▸ **GIVEN REQUEST**
Determine how many lines below hold the string "PLATE". Reply with the number alone.

▸ **DATASET EXTRACT**
◇ ◇ ◇ ◇ ◇

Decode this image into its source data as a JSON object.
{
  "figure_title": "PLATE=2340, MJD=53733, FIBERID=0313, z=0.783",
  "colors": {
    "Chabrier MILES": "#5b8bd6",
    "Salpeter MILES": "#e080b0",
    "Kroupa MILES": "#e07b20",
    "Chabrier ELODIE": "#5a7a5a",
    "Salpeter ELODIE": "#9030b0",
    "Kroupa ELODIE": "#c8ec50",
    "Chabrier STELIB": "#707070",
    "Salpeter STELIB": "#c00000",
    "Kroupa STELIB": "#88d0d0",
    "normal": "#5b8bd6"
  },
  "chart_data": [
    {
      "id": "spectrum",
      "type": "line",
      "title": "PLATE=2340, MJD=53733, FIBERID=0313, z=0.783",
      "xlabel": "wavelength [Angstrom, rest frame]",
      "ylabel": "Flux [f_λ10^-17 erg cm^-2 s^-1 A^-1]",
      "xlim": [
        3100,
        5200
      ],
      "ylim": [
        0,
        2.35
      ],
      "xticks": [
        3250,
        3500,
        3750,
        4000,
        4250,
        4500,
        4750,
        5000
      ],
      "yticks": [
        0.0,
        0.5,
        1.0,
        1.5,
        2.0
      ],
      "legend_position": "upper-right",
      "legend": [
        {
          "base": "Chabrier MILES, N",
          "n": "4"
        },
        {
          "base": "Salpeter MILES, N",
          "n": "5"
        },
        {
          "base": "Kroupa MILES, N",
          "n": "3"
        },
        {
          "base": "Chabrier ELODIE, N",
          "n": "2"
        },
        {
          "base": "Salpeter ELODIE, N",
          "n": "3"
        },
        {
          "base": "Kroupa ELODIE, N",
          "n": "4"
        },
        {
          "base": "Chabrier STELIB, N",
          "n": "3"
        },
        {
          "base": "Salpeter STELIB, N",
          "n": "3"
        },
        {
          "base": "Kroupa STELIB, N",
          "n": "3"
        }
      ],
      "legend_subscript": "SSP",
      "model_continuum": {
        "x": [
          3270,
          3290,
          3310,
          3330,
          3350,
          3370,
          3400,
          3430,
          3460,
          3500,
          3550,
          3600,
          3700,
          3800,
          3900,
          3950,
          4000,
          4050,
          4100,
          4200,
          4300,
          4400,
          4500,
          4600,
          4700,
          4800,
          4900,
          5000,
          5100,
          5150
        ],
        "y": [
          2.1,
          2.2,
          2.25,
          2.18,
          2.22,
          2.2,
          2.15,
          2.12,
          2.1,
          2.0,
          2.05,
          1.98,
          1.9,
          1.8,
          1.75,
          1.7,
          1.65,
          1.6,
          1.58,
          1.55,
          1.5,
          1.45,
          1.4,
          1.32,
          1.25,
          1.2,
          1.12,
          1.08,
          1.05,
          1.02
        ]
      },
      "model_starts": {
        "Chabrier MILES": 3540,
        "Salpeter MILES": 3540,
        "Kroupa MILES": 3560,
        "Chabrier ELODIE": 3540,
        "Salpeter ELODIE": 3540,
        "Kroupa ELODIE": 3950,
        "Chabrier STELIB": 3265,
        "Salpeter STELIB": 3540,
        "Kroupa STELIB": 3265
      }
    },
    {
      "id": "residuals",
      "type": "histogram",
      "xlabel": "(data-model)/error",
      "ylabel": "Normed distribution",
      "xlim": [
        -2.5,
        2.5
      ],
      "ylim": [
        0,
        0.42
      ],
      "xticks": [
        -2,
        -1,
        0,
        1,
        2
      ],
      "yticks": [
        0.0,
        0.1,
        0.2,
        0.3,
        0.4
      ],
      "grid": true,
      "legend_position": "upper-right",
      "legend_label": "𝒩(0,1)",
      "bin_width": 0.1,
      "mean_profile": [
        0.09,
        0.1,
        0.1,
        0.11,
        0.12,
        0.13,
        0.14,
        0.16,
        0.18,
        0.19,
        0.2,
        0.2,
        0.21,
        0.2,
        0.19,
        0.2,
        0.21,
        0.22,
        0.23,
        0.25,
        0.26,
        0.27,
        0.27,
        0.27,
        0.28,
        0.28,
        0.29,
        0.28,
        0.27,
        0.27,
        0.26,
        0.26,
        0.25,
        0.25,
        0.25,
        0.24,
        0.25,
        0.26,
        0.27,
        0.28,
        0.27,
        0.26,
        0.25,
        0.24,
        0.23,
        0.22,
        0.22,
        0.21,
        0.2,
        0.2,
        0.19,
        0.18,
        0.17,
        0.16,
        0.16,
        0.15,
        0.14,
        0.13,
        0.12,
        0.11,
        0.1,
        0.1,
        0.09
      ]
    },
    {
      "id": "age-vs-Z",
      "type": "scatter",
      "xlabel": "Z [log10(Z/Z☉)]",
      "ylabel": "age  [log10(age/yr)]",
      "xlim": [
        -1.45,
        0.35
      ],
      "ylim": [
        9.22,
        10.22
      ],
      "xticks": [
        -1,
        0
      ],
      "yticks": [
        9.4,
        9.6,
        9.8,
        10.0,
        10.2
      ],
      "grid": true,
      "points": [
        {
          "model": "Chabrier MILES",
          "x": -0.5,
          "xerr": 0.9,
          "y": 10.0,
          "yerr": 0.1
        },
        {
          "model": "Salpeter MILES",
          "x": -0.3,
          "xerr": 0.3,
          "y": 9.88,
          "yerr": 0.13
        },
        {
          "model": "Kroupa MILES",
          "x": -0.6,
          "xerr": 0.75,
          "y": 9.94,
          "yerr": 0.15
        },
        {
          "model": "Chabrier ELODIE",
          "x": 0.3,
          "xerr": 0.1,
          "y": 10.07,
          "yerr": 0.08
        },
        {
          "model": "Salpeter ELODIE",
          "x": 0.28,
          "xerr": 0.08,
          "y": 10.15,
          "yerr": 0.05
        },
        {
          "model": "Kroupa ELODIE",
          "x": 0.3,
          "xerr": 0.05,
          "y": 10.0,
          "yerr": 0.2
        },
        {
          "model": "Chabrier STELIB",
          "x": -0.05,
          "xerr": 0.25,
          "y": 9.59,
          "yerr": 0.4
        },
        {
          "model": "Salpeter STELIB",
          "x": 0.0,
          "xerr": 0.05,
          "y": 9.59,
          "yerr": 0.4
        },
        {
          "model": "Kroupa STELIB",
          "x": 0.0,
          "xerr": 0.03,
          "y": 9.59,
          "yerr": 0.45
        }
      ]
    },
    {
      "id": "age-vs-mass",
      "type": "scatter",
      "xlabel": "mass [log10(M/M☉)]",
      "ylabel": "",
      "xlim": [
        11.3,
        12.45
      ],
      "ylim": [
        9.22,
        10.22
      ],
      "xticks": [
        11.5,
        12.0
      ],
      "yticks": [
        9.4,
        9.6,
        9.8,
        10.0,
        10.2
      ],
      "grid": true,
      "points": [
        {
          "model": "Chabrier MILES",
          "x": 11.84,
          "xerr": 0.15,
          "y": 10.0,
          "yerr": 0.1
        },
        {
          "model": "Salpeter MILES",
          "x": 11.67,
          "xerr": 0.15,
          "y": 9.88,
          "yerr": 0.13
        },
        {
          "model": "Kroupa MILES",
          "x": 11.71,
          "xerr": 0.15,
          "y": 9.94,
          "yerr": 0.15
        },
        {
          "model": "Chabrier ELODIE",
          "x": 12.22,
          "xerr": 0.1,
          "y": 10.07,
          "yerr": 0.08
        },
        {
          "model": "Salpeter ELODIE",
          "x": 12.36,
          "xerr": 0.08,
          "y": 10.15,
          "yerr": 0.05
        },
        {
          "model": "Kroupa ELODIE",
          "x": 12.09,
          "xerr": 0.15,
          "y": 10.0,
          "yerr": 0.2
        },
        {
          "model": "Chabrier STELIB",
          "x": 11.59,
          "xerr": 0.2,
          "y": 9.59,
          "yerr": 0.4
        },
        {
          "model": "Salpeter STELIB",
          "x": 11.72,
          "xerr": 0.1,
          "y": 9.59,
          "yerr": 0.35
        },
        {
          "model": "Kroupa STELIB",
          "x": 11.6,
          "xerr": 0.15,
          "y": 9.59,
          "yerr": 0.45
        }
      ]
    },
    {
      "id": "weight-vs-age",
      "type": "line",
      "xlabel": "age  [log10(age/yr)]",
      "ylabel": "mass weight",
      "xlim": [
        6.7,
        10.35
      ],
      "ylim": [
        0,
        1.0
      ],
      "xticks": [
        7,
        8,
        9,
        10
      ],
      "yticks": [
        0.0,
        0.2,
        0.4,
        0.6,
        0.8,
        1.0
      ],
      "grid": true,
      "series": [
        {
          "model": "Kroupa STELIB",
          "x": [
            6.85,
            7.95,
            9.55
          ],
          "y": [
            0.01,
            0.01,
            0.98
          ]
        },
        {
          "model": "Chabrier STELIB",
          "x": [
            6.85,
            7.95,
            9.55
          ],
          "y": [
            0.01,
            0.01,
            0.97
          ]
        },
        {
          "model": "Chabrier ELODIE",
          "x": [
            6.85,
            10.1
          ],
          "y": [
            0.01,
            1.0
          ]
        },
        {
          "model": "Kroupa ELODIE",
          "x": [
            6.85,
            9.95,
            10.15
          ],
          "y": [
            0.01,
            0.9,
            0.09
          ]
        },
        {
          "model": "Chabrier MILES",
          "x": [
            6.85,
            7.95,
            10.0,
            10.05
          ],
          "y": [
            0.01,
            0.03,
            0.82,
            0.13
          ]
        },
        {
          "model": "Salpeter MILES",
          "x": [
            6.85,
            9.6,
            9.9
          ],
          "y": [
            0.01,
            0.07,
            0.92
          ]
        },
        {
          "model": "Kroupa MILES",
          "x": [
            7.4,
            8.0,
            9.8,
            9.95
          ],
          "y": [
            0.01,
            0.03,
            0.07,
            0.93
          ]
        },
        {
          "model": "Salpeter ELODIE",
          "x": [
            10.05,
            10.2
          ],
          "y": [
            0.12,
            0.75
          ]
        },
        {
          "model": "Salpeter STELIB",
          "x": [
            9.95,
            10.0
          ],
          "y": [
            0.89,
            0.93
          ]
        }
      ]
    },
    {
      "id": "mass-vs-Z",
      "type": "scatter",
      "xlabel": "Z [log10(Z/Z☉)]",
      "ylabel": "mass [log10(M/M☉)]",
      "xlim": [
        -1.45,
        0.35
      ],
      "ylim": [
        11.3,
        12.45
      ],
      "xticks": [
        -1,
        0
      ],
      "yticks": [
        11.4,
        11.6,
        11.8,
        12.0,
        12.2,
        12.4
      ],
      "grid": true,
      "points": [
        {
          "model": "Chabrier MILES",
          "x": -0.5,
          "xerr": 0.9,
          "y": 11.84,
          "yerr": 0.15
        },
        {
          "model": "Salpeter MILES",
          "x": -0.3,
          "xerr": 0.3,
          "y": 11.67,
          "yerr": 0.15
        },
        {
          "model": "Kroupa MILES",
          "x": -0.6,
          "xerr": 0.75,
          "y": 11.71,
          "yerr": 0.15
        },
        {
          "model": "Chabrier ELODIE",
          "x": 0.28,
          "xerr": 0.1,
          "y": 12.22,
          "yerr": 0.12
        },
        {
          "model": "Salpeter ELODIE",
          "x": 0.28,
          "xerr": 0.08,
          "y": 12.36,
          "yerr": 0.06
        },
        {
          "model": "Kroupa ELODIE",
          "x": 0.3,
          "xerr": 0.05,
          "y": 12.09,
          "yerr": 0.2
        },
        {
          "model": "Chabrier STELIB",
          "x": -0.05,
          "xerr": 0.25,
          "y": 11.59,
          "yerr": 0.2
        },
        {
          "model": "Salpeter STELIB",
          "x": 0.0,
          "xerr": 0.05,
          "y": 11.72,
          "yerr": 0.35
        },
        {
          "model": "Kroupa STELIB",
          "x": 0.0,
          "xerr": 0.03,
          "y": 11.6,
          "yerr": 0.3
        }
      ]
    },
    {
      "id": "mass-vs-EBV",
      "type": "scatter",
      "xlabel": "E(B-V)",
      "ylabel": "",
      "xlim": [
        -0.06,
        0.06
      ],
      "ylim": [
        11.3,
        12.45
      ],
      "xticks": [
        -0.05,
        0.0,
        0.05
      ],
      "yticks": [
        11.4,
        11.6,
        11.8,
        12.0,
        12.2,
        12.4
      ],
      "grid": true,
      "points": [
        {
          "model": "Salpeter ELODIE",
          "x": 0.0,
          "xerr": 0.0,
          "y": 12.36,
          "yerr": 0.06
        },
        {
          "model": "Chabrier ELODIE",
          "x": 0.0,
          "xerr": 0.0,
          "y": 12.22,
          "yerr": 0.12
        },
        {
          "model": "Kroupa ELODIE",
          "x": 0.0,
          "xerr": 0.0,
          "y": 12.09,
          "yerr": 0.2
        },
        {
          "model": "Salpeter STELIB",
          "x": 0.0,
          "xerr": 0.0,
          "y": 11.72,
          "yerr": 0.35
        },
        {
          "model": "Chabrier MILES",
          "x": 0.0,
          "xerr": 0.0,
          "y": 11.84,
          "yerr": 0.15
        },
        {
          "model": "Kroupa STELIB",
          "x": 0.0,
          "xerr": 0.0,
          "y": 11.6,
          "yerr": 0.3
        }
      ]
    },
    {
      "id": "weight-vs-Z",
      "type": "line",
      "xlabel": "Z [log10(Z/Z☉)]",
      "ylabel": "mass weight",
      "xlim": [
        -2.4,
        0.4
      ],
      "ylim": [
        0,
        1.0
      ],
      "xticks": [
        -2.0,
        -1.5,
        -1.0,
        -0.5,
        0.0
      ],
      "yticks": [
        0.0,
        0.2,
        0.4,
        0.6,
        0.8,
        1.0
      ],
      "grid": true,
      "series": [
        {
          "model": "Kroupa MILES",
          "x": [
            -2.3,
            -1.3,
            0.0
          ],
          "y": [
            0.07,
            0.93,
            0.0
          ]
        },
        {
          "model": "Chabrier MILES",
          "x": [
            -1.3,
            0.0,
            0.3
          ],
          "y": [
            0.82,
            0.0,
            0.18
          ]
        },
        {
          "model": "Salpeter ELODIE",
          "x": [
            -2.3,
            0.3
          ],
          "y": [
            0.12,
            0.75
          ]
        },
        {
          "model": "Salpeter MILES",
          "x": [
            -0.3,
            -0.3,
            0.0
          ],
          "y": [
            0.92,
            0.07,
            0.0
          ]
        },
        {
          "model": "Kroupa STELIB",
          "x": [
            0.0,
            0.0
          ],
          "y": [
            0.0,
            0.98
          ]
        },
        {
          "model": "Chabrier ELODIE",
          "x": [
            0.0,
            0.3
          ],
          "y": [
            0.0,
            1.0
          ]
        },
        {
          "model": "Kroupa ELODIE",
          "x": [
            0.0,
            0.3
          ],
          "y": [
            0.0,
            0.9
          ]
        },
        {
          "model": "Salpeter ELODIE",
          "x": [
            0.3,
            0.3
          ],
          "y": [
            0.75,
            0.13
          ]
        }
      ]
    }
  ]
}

◇ ◇ ◇ ◇ ◇

▸ **SOLUTION**
2